## PROBLEM DETAILS
Set down every record below exactly as it stands, minus the pictures.

## RECORDS SUPPLIED
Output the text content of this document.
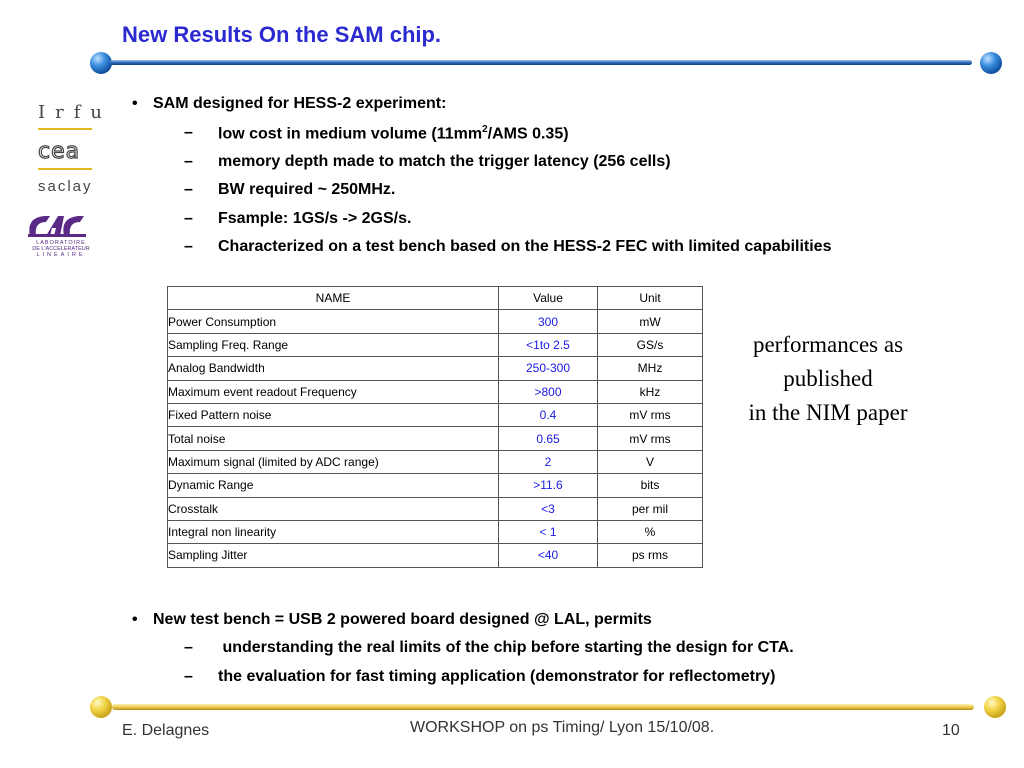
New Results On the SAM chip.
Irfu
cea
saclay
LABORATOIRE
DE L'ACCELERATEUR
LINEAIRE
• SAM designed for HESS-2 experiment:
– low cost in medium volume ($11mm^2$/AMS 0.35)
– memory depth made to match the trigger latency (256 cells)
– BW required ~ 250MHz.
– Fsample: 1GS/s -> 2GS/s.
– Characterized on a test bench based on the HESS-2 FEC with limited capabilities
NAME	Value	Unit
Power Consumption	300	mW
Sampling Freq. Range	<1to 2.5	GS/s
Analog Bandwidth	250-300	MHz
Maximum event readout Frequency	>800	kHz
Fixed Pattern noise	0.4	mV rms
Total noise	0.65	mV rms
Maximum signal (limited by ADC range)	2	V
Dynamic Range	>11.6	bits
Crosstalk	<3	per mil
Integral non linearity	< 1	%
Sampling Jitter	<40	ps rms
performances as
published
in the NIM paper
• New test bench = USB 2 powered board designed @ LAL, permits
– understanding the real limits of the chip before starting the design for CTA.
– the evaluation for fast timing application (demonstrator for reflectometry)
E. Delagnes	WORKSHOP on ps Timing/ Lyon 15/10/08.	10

## OUTPUT BELOW
Output the text content of this document.
New Results On the SAM chip.
Irfu
cea
saclay
LABORATOIRE
DE L'ACCELERATEUR
LINEAIRE
• SAM designed for HESS-2 experiment:
– low cost in medium volume ($11mm^2$/AMS 0.35)
– memory depth made to match the trigger latency (256 cells)
– BW required ~ 250MHz.
– Fsample: 1GS/s -> 2GS/s.
– Characterized on a test bench based on the HESS-2 FEC with limited capabilities
NAME	Value	Unit
Power Consumption	300	mW
Sampling Freq. Range	<1to 2.5	GS/s
Analog Bandwidth	250-300	MHz
Maximum event readout Frequency	>800	kHz
Fixed Pattern noise	0.4	mV rms
Total noise	0.65	mV rms
Maximum signal (limited by ADC range)	2	V
Dynamic Range	>11.6	bits
Crosstalk	<3	per mil
Integral non linearity	< 1	%
Sampling Jitter	<40	ps rms
performances as
published
in the NIM paper
• New test bench = USB 2 powered board designed @ LAL, permits
– understanding the real limits of the chip before starting the design for CTA.
– the evaluation for fast timing application (demonstrator for reflectometry)
E. Delagnes	WORKSHOP on ps Timing/ Lyon 15/10/08.	10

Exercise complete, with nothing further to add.